▸ **Aim of the task**:
Return the records in full, exactly as given.

:: Entries supplied

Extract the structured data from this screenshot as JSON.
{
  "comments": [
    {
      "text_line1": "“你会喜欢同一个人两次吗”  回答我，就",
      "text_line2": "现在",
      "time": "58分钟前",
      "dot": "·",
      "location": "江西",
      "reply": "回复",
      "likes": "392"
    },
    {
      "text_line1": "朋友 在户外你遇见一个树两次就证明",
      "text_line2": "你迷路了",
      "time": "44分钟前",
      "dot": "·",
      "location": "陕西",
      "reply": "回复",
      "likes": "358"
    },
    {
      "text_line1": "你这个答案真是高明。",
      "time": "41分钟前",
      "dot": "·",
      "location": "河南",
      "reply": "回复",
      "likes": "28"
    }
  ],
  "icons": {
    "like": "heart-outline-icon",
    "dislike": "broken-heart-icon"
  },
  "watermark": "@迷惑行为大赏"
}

::::

▸ **Response to this exercise**:
Extract the structured data from this screenshot as JSON.
{
  "comments": [
    {
      "text_line1": "“你会喜欢同一个人两次吗”  回答我，就",
      "text_line2": "现在",
      "time": "58分钟前",
      "dot": "·",
      "location": "江西",
      "reply": "回复",
      "likes": "392"
    },
    {
      "text_line1": "朋友 在户外你遇见一个树两次就证明",
      "text_line2": "你迷路了",
      "time": "44分钟前",
      "dot": "·",
      "location": "陕西",
      "reply": "回复",
      "likes": "358"
    },
    {
      "text_line1": "你这个答案真是高明。",
      "time": "41分钟前",
      "dot": "·",
      "location": "河南",
      "reply": "回复",
      "likes": "28"
    }
  ],
  "icons": {
    "like": "heart-outline-icon",
    "dislike": "broken-heart-icon"
  },
  "watermark": "@迷惑行为大赏"
}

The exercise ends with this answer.